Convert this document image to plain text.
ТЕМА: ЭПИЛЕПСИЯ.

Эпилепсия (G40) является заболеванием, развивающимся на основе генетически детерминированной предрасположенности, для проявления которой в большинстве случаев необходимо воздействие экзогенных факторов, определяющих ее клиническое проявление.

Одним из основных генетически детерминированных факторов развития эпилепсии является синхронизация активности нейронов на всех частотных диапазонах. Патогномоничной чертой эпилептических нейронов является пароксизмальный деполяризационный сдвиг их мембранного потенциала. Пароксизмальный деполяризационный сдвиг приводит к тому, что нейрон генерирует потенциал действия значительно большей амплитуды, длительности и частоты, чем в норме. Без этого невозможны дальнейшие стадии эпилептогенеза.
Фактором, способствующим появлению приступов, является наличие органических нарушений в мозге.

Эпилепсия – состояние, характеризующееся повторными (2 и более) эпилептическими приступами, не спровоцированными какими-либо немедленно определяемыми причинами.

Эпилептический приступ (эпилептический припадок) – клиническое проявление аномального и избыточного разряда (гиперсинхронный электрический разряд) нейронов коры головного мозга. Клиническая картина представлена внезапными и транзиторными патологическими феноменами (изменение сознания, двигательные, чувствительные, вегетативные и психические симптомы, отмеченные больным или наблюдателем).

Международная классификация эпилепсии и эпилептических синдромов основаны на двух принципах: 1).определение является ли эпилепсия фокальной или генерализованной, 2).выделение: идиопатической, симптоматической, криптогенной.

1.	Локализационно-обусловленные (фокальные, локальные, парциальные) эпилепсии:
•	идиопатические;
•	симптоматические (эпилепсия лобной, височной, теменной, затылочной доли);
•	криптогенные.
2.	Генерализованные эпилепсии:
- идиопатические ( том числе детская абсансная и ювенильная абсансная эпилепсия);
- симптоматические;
==========
Given request: Transcribe the data above in full, exactly.

Task answer:
Convert this document image to plain text.
ТЕМА: ЭПИЛЕПСИЯ.

Эпилепсия (G40) является заболеванием, развивающимся на основе генетически детерминированной предрасположенности, для проявления которой в большинстве случаев необходимо воздействие экзогенных факторов, определяющих ее клиническое проявление.

Одним из основных генетически детерминированных факторов развития эпилепсии является синхронизация активности нейронов на всех частотных диапазонах. Патогномоничной чертой эпилептических нейронов является пароксизмальный деполяризационный сдвиг их мембранного потенциала. Пароксизмальный деполяризационный сдвиг приводит к тому, что нейрон генерирует потенциал действия значительно большей амплитуды, длительности и частоты, чем в норме. Без этого невозможны дальнейшие стадии эпилептогенеза.
Фактором, способствующим появлению приступов, является наличие органических нарушений в мозге.

Эпилепсия – состояние, характеризующееся повторными (2 и более) эпилептическими приступами, не спровоцированными какими-либо немедленно определяемыми причинами.

Эпилептический приступ (эпилептический припадок) – клиническое проявление аномального и избыточного разряда (гиперсинхронный электрический разряд) нейронов коры головного мозга. Клиническая картина представлена внезапными и транзиторными патологическими феноменами (изменение сознания, двигательные, чувствительные, вегетативные и психические симптомы, отмеченные больным или наблюдателем).

Международная классификация эпилепсии и эпилептических синдромов основаны на двух принципах: 1).определение является ли эпилепсия фокальной или генерализованной, 2).выделение: идиопатической, симптоматической, криптогенной.

1.	Локализационно-обусловленные (фокальные, локальные, парциальные) эпилепсии:
•	идиопатические;
•	симптоматические (эпилепсия лобной, височной, теменной, затылочной доли);
•	криптогенные.
2.	Генерализованные эпилепсии:
- идиопатические ( том числе детская абсансная и ювенильная абсансная эпилепсия);
- симптоматические;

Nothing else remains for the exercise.